**THE TASK:**
Only lines holding the word "will" should be copied from the material.

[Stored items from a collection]
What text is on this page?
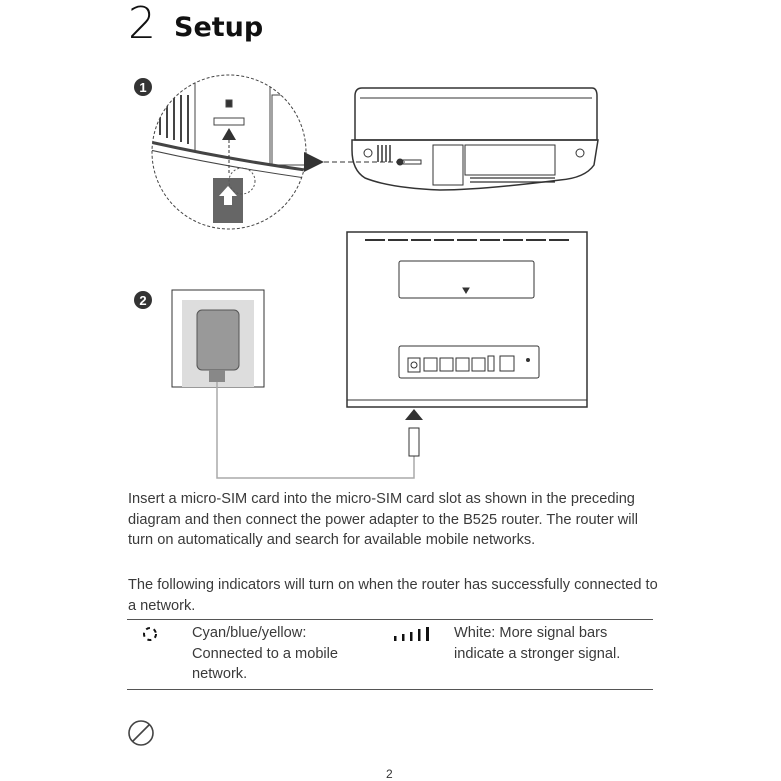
2 Setup
1
2

Insert a micro-SIM card into the micro-SIM card slot as shown in the preceding diagram and then connect the power adapter to the B525 router. The router will turn on automatically and search for available mobile networks.

The following indicators will turn on when the router has successfully connected to a network.

Cyan/blue/yellow: Connected to a mobile network.
White: More signal bars indicate a stronger signal.
2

**EXERCISE ANSWER:**
Insert a micro-SIM card into the micro-SIM card slot as shown in the preceding diagram and then connect the power adapter to the B525 router. The router will turn on automatically and search for available mobile networks.
The following indicators will turn on when the router has successfully connected to a network.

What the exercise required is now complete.